Goal of the exercise: Every line that holds the string "Reihe" is to be identified and copied.

Records excerpted from a collection
* Begin *

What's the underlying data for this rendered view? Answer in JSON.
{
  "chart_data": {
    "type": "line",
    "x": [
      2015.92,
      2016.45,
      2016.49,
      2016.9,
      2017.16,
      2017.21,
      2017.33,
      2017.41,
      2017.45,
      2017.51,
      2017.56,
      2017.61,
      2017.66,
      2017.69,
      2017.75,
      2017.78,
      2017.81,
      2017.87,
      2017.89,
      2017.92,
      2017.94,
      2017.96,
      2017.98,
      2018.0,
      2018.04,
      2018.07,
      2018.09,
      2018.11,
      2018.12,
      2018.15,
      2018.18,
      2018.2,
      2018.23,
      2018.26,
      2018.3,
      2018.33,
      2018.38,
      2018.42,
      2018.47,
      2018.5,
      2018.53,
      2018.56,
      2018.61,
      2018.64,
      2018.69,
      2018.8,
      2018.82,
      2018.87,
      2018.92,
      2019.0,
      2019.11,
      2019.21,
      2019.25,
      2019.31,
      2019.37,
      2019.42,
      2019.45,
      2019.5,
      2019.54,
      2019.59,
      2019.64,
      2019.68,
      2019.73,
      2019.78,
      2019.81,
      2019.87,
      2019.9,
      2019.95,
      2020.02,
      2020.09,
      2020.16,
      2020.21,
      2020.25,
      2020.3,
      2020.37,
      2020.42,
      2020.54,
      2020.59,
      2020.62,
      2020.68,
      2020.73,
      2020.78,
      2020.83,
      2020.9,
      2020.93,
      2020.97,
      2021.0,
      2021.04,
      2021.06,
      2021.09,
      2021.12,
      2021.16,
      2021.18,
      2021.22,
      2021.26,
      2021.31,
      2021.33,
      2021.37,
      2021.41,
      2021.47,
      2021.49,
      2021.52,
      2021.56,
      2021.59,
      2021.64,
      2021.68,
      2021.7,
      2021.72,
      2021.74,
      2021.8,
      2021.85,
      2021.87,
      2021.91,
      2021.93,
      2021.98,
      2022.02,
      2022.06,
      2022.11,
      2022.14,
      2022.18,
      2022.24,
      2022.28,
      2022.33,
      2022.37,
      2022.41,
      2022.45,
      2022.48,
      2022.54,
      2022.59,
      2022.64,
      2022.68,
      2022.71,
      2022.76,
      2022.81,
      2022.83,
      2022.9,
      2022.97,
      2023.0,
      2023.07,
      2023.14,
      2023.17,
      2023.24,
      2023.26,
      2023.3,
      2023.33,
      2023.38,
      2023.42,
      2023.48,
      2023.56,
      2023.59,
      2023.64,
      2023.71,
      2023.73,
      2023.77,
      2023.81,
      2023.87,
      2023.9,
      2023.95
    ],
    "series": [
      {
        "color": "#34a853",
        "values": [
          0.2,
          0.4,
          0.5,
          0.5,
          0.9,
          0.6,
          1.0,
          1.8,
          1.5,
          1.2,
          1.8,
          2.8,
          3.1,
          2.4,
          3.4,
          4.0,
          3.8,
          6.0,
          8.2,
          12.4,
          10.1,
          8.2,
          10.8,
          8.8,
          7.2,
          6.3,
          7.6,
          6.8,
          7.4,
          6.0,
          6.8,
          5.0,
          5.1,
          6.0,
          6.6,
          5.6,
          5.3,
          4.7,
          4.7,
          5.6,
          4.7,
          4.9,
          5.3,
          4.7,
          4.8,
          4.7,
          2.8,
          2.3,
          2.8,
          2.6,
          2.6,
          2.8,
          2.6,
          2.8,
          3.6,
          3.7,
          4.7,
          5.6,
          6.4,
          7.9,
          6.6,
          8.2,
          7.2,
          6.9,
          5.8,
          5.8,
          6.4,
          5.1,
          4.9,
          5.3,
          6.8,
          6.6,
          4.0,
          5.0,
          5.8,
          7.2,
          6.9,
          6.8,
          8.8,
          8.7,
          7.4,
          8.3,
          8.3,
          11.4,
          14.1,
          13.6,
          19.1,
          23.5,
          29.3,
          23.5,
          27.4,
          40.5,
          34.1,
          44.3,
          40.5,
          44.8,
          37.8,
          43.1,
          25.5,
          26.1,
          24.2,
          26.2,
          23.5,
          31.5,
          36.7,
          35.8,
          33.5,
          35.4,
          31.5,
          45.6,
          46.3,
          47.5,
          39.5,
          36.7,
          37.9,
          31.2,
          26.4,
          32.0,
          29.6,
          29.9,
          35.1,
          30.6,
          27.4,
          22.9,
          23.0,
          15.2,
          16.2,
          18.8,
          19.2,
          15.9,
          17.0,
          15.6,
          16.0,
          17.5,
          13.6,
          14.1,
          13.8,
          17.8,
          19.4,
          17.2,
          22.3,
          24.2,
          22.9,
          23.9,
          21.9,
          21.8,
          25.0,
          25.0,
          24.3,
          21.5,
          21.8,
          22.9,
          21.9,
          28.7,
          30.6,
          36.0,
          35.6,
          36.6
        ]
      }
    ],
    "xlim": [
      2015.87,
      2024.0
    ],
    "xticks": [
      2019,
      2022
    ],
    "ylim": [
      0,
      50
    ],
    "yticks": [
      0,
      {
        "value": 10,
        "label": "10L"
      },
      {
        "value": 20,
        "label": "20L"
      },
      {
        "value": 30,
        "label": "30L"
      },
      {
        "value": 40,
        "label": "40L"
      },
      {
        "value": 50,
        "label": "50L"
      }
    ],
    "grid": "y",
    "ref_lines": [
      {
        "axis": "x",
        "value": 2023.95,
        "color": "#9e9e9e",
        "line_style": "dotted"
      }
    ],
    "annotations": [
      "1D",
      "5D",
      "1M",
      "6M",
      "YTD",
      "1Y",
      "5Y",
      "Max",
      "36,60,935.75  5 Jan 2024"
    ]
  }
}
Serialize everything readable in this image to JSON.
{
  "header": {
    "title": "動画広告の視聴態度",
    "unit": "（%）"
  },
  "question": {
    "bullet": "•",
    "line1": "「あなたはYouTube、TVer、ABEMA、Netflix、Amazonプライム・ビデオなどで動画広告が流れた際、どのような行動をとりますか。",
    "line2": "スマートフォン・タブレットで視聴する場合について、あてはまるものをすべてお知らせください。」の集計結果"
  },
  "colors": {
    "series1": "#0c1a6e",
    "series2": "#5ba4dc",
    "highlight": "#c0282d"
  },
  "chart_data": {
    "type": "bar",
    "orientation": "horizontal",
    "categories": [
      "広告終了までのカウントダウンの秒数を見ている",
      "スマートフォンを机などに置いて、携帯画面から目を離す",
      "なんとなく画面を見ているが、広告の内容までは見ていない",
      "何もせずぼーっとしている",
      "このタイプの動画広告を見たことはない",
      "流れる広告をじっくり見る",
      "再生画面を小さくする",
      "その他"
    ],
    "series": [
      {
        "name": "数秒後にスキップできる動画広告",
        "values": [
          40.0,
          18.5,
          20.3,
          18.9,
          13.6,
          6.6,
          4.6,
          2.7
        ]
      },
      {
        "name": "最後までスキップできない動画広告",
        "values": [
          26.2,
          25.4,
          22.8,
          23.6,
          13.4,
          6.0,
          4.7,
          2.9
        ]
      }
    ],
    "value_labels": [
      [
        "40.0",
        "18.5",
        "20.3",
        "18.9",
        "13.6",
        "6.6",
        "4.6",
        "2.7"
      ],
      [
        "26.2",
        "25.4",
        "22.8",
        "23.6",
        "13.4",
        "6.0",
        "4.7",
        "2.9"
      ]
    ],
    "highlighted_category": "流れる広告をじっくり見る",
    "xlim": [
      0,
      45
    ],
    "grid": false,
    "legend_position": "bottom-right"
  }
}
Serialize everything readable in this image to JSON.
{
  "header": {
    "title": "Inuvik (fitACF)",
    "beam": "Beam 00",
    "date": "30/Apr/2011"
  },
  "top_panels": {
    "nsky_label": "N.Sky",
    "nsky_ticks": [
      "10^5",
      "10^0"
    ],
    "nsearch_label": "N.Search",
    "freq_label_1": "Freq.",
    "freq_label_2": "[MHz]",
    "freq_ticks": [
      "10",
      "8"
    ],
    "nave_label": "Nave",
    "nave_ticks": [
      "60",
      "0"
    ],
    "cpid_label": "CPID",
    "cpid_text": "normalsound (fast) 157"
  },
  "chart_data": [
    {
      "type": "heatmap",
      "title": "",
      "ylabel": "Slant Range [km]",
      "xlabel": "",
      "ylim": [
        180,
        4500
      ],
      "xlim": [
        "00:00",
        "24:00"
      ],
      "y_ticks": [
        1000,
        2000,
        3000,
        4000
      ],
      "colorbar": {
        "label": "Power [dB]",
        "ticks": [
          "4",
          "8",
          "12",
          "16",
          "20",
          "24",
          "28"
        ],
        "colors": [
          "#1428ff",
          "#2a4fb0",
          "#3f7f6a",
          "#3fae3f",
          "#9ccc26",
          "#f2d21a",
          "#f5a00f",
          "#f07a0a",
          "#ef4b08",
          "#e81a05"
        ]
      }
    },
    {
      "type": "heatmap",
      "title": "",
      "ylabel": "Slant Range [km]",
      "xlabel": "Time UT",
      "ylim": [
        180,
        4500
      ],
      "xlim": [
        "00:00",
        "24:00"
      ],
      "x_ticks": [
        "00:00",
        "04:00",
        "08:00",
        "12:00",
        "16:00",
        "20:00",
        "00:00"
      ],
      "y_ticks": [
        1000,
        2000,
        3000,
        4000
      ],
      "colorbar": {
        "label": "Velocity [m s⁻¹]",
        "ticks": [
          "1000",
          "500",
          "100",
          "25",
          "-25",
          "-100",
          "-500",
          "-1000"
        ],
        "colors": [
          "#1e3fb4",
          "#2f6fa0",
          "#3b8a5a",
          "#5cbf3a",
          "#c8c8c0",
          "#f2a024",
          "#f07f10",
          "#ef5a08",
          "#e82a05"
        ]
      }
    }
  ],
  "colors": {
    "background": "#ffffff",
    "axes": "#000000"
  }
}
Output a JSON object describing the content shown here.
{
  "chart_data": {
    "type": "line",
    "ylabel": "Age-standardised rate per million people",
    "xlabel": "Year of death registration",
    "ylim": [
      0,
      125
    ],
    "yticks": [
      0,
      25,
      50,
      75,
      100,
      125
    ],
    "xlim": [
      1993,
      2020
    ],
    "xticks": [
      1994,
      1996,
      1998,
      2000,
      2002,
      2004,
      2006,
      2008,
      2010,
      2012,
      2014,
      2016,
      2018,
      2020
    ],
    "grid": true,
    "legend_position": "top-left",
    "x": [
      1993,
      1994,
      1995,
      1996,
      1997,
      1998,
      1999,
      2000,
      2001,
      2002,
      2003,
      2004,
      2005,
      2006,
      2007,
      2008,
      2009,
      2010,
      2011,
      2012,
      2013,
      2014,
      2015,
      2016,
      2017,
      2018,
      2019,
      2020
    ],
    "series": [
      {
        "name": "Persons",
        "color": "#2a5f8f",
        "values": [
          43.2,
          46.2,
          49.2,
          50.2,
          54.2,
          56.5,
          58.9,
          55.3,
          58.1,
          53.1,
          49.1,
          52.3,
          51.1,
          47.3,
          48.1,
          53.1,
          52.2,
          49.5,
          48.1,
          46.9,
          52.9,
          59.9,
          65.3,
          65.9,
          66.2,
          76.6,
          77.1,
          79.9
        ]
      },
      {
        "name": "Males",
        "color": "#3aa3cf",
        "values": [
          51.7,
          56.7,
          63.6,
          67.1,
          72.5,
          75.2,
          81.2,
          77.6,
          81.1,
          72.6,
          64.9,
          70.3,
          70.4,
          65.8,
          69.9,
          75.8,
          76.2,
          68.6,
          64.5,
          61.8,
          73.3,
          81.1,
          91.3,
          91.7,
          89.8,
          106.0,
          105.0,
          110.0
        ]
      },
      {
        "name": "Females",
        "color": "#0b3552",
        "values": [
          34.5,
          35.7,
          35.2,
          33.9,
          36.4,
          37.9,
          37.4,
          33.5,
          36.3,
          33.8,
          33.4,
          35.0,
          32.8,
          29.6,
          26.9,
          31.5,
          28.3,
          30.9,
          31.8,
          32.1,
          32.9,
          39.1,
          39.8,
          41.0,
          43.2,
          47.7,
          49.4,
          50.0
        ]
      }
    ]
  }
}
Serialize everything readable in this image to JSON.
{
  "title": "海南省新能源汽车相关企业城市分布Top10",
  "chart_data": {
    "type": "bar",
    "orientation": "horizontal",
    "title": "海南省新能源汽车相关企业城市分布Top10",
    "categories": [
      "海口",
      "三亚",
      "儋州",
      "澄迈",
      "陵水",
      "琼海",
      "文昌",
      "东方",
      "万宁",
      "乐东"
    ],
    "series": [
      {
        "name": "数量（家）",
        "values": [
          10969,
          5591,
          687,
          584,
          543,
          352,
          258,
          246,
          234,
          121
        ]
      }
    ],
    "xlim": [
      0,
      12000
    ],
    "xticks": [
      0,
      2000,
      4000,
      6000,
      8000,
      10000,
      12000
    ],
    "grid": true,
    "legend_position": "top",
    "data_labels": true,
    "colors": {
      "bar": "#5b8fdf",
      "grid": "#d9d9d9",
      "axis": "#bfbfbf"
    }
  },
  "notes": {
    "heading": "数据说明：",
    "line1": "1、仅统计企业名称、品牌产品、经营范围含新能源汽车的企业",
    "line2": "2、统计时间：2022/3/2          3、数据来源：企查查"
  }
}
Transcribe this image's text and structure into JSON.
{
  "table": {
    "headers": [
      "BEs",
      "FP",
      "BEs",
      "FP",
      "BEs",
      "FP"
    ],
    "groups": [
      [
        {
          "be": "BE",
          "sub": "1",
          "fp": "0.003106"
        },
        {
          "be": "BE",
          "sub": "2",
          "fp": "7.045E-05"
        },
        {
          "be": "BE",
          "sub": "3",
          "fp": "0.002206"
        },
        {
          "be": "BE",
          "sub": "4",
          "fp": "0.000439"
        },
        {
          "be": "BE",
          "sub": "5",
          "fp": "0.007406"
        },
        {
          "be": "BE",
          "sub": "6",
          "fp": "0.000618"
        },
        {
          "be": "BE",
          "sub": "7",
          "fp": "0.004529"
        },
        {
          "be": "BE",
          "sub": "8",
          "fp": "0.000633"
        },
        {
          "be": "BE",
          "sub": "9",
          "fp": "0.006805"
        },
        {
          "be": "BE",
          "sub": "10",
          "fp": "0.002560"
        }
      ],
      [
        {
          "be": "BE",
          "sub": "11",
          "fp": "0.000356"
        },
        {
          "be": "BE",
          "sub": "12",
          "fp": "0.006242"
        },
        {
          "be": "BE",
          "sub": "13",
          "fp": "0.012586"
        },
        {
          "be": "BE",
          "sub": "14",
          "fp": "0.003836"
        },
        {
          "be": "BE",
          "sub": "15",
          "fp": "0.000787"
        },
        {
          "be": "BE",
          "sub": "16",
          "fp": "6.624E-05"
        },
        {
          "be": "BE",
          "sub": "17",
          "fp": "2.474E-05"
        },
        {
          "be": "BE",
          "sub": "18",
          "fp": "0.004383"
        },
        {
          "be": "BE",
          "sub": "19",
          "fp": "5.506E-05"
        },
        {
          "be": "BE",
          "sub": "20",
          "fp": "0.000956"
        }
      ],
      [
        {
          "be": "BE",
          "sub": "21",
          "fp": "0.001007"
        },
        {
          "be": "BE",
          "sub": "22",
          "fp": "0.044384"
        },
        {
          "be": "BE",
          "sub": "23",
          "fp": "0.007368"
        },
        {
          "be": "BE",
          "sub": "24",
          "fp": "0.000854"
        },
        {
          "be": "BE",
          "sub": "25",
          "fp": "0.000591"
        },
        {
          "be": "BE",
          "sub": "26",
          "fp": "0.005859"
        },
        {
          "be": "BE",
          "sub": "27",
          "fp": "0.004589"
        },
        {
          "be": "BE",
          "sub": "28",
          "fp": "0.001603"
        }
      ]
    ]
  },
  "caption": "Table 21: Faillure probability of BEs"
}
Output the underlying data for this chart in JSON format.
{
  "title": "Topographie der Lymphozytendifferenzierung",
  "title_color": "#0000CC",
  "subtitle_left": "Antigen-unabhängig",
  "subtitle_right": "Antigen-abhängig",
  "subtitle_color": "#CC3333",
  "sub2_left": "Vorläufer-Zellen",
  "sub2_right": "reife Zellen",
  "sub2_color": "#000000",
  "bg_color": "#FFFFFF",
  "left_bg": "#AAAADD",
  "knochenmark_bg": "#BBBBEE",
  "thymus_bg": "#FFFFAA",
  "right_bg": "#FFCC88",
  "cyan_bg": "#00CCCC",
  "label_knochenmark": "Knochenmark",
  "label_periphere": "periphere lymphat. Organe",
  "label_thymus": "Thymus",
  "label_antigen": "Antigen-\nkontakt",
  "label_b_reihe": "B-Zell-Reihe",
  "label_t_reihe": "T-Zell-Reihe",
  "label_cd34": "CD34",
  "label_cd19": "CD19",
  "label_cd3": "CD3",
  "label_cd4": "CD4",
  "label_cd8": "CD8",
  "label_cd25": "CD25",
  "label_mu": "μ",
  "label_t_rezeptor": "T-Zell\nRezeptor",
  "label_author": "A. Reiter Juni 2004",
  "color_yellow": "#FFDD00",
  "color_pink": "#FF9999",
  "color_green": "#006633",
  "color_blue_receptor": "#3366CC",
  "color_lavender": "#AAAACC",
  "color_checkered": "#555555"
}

* End *

Written response:
  "label_b_reihe": "B-Zell-Reihe",
  "label_t_reihe": "T-Zell-Reihe",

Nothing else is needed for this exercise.